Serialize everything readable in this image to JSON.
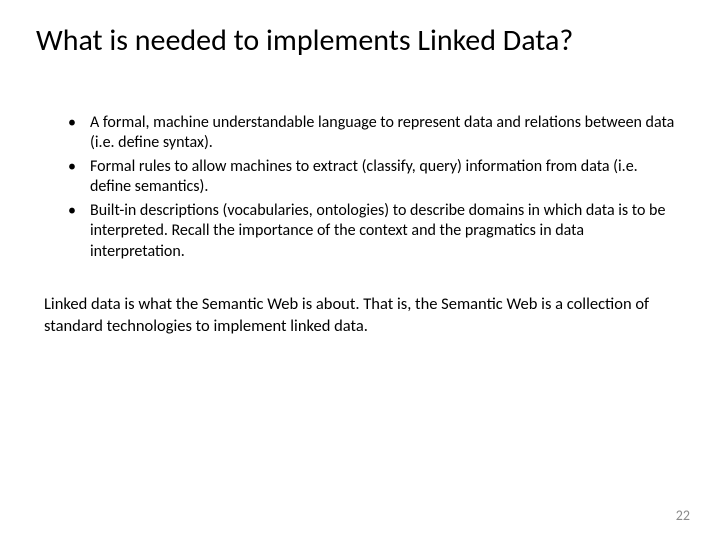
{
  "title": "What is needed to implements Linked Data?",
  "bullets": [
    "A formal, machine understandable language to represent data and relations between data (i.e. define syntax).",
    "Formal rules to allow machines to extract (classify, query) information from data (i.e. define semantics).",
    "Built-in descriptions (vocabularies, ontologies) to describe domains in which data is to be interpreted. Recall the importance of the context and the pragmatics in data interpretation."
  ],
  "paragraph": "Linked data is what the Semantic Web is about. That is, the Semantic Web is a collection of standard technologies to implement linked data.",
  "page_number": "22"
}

§ EXERCISE BRIEF:
Gather all lines of the records that include the word "define".

§ TASK ANSWER:
    "A formal, machine understandable language to represent data and relations between data (i.e. define syntax).",
    "Formal rules to allow machines to extract (classify, query) information from data (i.e. define semantics).",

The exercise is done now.